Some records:
· · · · · · ·
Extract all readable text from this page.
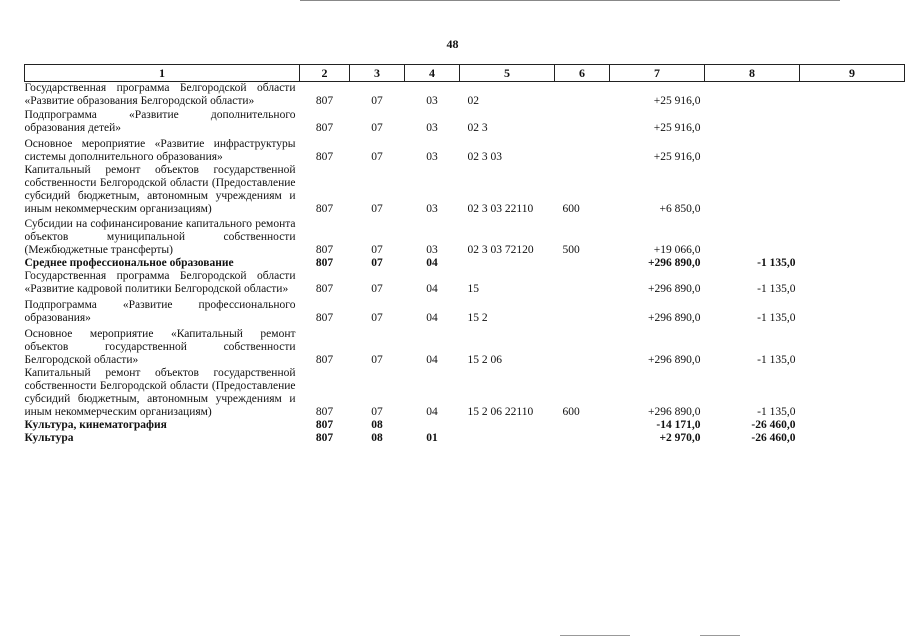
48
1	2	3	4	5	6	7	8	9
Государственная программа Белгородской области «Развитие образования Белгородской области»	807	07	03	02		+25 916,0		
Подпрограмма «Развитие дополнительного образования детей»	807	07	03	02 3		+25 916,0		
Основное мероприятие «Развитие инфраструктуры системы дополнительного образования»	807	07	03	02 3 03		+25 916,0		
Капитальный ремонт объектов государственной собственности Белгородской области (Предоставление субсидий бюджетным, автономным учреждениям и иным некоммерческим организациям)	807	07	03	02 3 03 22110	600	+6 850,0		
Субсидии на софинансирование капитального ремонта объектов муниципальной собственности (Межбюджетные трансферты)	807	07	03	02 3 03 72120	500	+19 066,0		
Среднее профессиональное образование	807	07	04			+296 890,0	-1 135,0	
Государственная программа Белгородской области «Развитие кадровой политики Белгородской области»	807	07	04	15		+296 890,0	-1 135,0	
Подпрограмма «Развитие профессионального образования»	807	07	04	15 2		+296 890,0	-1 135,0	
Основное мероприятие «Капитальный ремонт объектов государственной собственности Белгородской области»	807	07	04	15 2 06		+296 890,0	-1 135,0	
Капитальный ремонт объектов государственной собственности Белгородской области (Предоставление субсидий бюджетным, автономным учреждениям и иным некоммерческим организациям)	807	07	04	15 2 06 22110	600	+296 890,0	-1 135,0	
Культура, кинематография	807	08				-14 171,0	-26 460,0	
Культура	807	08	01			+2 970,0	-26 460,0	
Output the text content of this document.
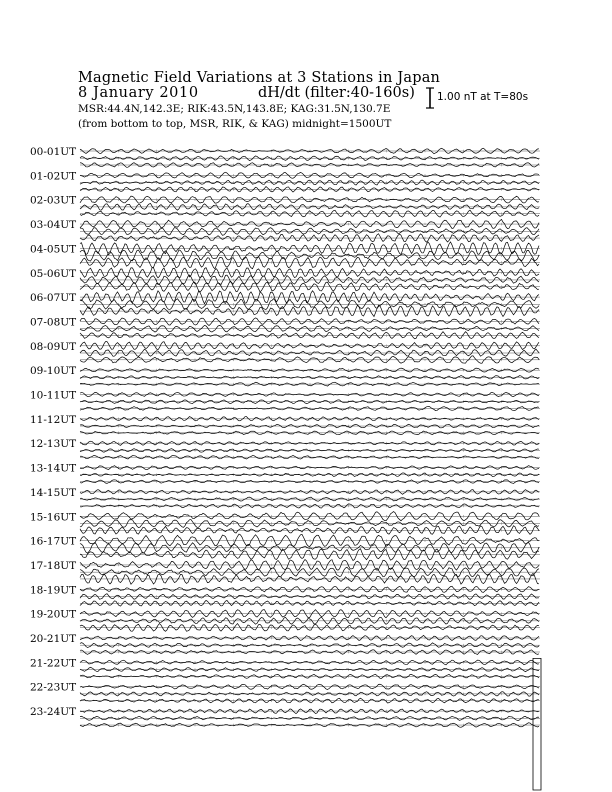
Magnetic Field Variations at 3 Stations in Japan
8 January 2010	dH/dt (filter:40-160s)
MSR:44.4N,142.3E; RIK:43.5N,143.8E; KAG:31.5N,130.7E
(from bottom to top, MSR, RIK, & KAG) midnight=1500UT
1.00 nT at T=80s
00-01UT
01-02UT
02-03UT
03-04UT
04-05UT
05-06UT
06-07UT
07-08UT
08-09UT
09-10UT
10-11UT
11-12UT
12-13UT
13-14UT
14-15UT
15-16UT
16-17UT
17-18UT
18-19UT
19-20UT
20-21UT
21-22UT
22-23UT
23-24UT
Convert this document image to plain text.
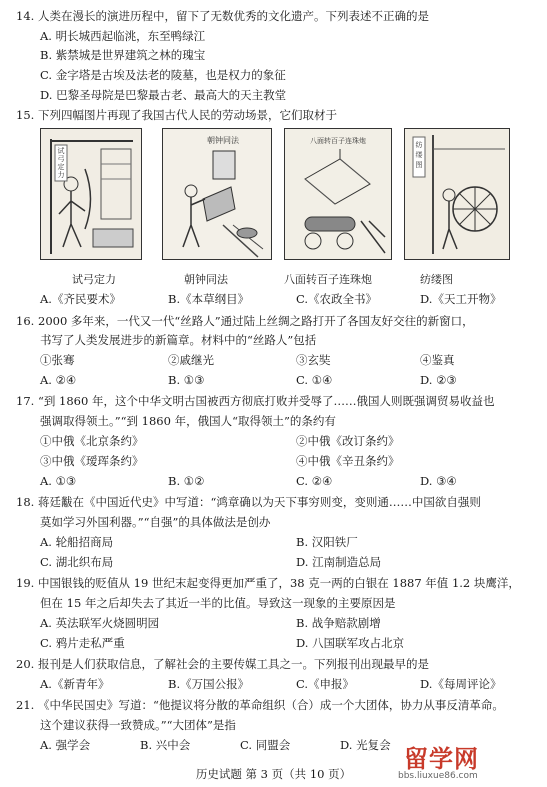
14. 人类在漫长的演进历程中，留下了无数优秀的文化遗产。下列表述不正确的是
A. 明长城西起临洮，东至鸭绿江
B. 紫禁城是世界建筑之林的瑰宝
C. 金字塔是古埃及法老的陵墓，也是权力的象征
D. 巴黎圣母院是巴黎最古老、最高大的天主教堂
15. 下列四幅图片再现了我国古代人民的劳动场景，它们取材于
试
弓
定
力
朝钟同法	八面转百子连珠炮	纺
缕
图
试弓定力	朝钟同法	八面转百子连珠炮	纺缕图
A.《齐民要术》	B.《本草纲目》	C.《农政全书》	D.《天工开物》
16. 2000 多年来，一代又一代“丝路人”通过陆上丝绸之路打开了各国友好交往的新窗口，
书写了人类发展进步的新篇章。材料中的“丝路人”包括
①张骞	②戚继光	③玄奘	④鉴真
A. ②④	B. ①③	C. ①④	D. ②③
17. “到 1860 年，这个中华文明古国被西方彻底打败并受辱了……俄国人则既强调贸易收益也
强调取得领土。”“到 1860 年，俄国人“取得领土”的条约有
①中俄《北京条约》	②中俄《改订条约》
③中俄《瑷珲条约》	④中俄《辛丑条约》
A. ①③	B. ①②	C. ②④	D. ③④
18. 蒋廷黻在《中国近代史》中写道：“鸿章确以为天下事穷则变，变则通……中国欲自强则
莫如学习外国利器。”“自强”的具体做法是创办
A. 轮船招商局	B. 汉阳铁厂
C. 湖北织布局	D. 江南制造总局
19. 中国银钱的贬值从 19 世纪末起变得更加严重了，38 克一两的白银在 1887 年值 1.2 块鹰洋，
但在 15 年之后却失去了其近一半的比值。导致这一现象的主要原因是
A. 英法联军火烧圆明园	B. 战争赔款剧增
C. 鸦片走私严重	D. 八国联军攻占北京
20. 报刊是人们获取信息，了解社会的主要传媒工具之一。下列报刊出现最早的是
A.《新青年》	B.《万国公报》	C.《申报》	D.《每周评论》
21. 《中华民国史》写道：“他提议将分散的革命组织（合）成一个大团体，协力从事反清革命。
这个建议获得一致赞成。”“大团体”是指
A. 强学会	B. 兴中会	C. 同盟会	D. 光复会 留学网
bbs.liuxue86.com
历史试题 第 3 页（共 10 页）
· · · · · · ·
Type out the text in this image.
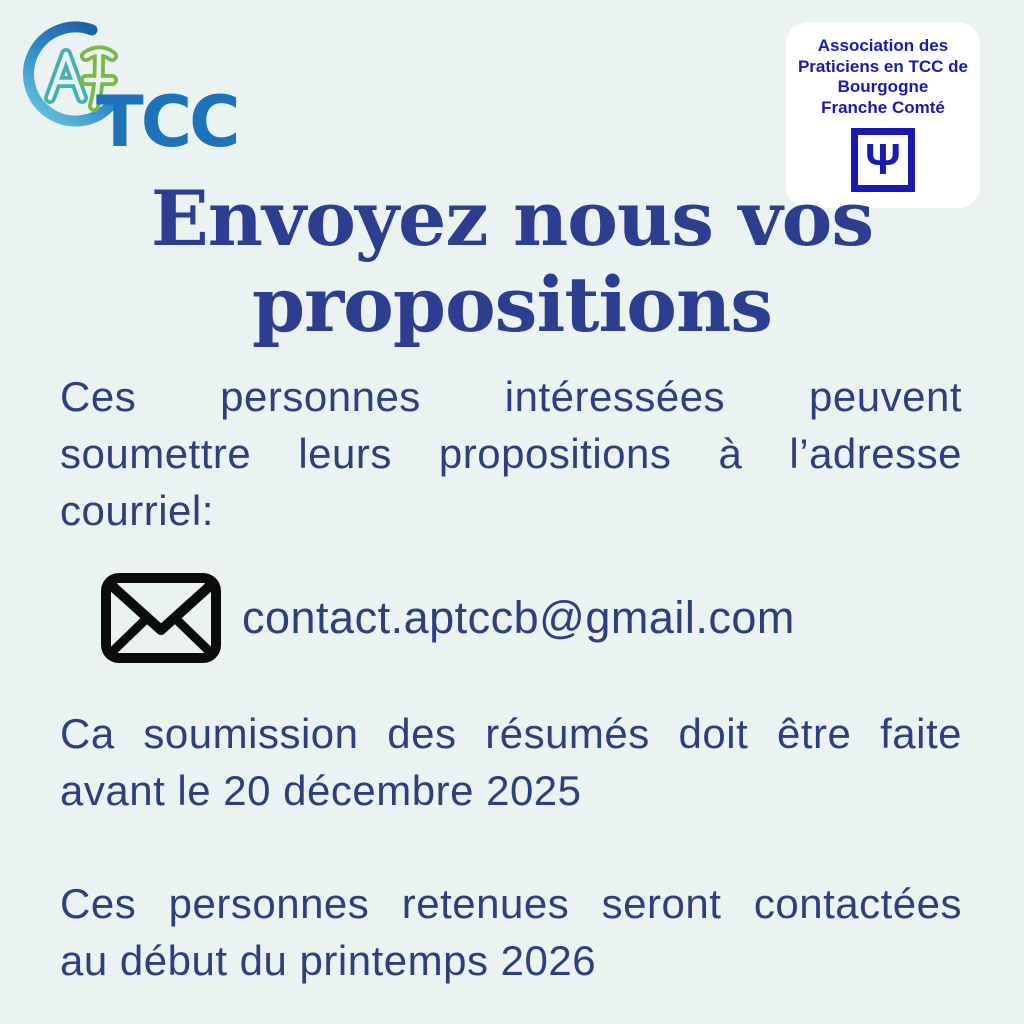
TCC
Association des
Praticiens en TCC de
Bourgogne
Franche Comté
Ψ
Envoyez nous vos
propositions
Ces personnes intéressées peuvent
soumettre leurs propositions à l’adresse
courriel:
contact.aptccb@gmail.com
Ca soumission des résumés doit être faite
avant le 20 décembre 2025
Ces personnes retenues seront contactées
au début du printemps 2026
· · · · · · ·
> _Stated exercise_:
Using the listing, collect all lines in which the string "Культура" is found.

> _Written reply_:
Культура, кинематография	807	08				-14 171,0	-26 460,0	
Культура	807	08	01			+2 970,0	-26 460,0	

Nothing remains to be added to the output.